[Extracted data entries]
-- -- --
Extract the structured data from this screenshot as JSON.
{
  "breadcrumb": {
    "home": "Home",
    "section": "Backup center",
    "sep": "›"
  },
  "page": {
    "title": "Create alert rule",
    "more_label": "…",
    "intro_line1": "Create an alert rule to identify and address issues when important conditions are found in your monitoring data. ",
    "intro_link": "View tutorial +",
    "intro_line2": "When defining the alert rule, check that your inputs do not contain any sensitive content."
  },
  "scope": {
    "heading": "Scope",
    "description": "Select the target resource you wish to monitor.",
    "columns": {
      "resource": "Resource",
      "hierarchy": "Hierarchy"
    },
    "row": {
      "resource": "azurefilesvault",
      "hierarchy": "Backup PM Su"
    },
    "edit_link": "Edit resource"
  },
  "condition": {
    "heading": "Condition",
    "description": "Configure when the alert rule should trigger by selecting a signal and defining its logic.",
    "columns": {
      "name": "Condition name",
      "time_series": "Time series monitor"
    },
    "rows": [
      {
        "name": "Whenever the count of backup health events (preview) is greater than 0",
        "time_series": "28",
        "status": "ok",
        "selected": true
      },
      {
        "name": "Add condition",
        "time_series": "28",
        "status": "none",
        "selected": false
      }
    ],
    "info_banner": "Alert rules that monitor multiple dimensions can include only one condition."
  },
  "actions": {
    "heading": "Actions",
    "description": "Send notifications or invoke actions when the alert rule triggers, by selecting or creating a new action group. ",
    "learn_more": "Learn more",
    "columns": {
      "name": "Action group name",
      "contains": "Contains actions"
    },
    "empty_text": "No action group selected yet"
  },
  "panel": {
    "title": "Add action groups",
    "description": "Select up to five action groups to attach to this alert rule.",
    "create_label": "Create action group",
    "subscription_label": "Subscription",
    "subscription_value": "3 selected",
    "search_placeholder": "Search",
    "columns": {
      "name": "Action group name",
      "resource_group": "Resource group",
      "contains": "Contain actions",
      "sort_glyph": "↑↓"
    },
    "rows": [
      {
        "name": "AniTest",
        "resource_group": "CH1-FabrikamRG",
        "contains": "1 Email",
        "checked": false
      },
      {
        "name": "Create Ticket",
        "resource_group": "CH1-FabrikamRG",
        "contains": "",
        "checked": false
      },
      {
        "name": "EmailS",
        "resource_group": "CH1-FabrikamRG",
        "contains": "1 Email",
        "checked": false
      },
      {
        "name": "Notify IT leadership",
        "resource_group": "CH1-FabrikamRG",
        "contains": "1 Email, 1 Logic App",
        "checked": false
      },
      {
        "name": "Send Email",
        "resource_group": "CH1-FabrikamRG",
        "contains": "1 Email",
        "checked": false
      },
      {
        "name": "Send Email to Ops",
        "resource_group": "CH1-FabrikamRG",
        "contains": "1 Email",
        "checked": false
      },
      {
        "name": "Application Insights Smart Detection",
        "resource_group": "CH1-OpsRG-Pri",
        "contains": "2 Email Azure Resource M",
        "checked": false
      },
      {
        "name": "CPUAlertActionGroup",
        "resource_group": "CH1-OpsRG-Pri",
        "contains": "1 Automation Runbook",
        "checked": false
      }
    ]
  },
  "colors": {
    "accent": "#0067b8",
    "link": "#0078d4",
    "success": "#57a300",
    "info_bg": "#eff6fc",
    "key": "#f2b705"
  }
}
-- -- --
> [Work to do] Nothing should be left out: repeat all of the data exactly.

> [Answer]
Extract the structured data from this screenshot as JSON.
{
  "breadcrumb": {
    "home": "Home",
    "section": "Backup center",
    "sep": "›"
  },
  "page": {
    "title": "Create alert rule",
    "more_label": "…",
    "intro_line1": "Create an alert rule to identify and address issues when important conditions are found in your monitoring data. ",
    "intro_link": "View tutorial +",
    "intro_line2": "When defining the alert rule, check that your inputs do not contain any sensitive content."
  },
  "scope": {
    "heading": "Scope",
    "description": "Select the target resource you wish to monitor.",
    "columns": {
      "resource": "Resource",
      "hierarchy": "Hierarchy"
    },
    "row": {
      "resource": "azurefilesvault",
      "hierarchy": "Backup PM Su"
    },
    "edit_link": "Edit resource"
  },
  "condition": {
    "heading": "Condition",
    "description": "Configure when the alert rule should trigger by selecting a signal and defining its logic.",
    "columns": {
      "name": "Condition name",
      "time_series": "Time series monitor"
    },
    "rows": [
      {
        "name": "Whenever the count of backup health events (preview) is greater than 0",
        "time_series": "28",
        "status": "ok",
        "selected": true
      },
      {
        "name": "Add condition",
        "time_series": "28",
        "status": "none",
        "selected": false
      }
    ],
    "info_banner": "Alert rules that monitor multiple dimensions can include only one condition."
  },
  "actions": {
    "heading": "Actions",
    "description": "Send notifications or invoke actions when the alert rule triggers, by selecting or creating a new action group. ",
    "learn_more": "Learn more",
    "columns": {
      "name": "Action group name",
      "contains": "Contains actions"
    },
    "empty_text": "No action group selected yet"
  },
  "panel": {
    "title": "Add action groups",
    "description": "Select up to five action groups to attach to this alert rule.",
    "create_label": "Create action group",
    "subscription_label": "Subscription",
    "subscription_value": "3 selected",
    "search_placeholder": "Search",
    "columns": {
      "name": "Action group name",
      "resource_group": "Resource group",
      "contains": "Contain actions",
      "sort_glyph": "↑↓"
    },
    "rows": [
      {
        "name": "AniTest",
        "resource_group": "CH1-FabrikamRG",
        "contains": "1 Email",
        "checked": false
      },
      {
        "name": "Create Ticket",
        "resource_group": "CH1-FabrikamRG",
        "contains": "",
        "checked": false
      },
      {
        "name": "EmailS",
        "resource_group": "CH1-FabrikamRG",
        "contains": "1 Email",
        "checked": false
      },
      {
        "name": "Notify IT leadership",
        "resource_group": "CH1-FabrikamRG",
        "contains": "1 Email, 1 Logic App",
        "checked": false
      },
      {
        "name": "Send Email",
        "resource_group": "CH1-FabrikamRG",
        "contains": "1 Email",
        "checked": false
      },
      {
        "name": "Send Email to Ops",
        "resource_group": "CH1-FabrikamRG",
        "contains": "1 Email",
        "checked": false
      },
      {
        "name": "Application Insights Smart Detection",
        "resource_group": "CH1-OpsRG-Pri",
        "contains": "2 Email Azure Resource M",
        "checked": false
      },
      {
        "name": "CPUAlertActionGroup",
        "resource_group": "CH1-OpsRG-Pri",
        "contains": "1 Automation Runbook",
        "checked": false
      }
    ]
  },
  "colors": {
    "accent": "#0067b8",
    "link": "#0078d4",
    "success": "#57a300",
    "info_bg": "#eff6fc",
    "key": "#f2b705"
  }
}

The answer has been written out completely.